*Apply what you read*
1 – In the forum thread about the cot, reproduce the passage starting at "Tell her no, it's" and ending at "to DD surely?", word for word.
2 – Answer these questions from the forum thread about the cot:
(a) On what day is the daughter due back from her holiday?
(b) About how many years ago was the cot in perfect condition?
(c) In the reply user1491572121 suggests, to whom is the cot said to have been given away?

*Source passage*

★ ★ ★

PovertyPain · 17/04/2017 09:38

You would NOT be doing the right thing to give it back. You wouldn't even be doing the right thing to ask your daughter about giving it back, as she may agree for YOUR sake. Its not your gift. It's your daughter's. Just tell her no.

bevelino · 17/04/2017 09:38

OP you have no reason to lie and should either ignore the request or say no if your dd wants to keep the cot.

Mothervulva · 17/04/2017 09:40

What a kook. No way would I be giving that back.

chipsnmayo · 17/04/2017 09:40

She never said why, I honestly have no clue why she would be wanting it back. And also it is not in the perfect condition it was some 15 years ago (it's had a lot of use!).

DD is currently on holiday with friends so I don't really want to bother her with this until she's back (Wednesday) but I think she would be reluctant as she use to play with it all the time.

Chloe, I worded that wrongly, I meant "would it be the right thing to do". I think DD has the right to keep it.

OP posts:
Chloe84 · 17/04/2017 09:42

I see, thanks OP.

Mummyoflittledragon · 17/04/2017 09:44

Tell her no, it's all wrapped up waiting for the next generation. If she's that creative she can make another one.

JustMyLuckUnfortunately · 17/04/2017 09:44

That's so odd! As you said have a chat with your daughter but if she was so fond of it she may want to keep it for future children she may have

TheTabardOfDoom · 17/04/2017 09:48

I think I would message back with ...
Ummm...why? It's not mine to give back , it was a gift to DD surely?

That will either make her explain her totally unreasonable request and/or make her realise she is being a twat.
If you are not happy with the response then bin her off. A gift is a gift FFS!

Gabilan · 17/04/2017 09:50

Take it apart. She's stashed a secret message in it telling her where the hidden treasure is.

Or just say "it was a gift to DD. She's away. I'll ask her when she's back but she's very attached to it and may well want to keep it."

chipsnmayo · 17/04/2017 09:50

So would you message her back to say no?

Or would you just ignore?

OP posts:
dowhatnow · 17/04/2017 09:51

Word it politely but basically tell her to do one.

JigglyTuff · 17/04/2017 09:51

I would ignore it.

onwardsandbeyond · 17/04/2017 09:53

I would just message her and tell her you gave it away a few years ago....

user1491572121 · 17/04/2017 09:54

I wouldn't say no or ignore. I'd say "Oh God sorry! I gave it awat to charity about ten years ago!"

★ ★ ★

*Data provided*
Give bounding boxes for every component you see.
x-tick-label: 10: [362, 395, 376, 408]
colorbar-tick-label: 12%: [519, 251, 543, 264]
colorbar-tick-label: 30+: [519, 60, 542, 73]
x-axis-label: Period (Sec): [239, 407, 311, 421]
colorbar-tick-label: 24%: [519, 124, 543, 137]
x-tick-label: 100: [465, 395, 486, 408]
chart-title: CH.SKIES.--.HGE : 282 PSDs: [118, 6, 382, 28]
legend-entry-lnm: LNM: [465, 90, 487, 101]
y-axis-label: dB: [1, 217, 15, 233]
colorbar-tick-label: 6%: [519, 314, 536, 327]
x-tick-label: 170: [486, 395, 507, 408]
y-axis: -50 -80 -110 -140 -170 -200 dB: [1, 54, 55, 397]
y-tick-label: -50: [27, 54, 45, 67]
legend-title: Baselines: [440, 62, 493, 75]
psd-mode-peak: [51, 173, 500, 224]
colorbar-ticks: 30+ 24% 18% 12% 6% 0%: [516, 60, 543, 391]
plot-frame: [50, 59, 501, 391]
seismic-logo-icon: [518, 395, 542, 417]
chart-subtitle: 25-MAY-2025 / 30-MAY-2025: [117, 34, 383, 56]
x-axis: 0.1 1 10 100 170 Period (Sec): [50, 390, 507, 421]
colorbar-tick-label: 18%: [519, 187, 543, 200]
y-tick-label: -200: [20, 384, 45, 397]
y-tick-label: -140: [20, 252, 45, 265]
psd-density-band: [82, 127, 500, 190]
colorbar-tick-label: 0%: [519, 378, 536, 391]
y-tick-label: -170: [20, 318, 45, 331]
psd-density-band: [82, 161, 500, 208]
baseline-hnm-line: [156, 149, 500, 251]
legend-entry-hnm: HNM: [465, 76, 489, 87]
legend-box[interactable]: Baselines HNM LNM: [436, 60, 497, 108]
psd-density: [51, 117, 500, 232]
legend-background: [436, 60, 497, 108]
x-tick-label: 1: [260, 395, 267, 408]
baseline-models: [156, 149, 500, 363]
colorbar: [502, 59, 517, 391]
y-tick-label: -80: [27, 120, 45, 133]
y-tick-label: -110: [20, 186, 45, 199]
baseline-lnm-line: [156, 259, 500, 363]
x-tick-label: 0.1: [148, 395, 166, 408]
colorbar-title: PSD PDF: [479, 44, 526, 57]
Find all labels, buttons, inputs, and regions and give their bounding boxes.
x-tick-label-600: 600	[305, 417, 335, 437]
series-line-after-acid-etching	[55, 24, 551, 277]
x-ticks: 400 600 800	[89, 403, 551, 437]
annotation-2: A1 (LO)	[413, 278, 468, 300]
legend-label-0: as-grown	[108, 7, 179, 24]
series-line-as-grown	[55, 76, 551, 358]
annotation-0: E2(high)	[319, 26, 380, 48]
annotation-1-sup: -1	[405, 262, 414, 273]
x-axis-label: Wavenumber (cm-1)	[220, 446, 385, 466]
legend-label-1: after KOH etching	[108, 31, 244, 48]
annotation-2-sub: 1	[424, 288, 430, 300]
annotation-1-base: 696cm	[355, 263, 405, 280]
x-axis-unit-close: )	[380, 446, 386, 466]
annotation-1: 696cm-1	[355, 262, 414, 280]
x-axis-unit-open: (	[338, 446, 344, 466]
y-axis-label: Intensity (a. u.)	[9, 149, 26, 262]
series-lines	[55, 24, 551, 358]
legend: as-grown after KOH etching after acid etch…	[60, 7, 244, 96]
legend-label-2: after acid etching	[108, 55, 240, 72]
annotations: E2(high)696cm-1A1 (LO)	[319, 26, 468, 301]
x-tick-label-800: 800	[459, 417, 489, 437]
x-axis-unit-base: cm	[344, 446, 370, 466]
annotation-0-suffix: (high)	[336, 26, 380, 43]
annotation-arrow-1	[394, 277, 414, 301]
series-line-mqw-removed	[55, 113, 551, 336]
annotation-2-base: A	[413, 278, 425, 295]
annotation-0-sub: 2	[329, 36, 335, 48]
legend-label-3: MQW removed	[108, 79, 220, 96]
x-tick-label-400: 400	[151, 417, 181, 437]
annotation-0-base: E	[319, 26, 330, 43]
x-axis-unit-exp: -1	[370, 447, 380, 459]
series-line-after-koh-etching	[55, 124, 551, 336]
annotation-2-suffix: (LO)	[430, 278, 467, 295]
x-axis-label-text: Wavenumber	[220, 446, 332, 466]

★ ★ ★

*List of answers*
1 –
Tell her no, it's all wrapped up waiting for the next generation. If she's that creative she can make another one.

JustMyLuckUnfortunately · 17/04/2017 09:44

That's so odd! As you said have a chat with your daughter but if she was so fond of it she may want to keep it for future children she may have

TheTabardOfDoom · 17/04/2017 09:48

I think I would message back with ...
Ummm...why? It's not mine to give back , it was a gift to DD surely?

2 –
(a) Wednesday
(b) About 15 years ago
(c) To charity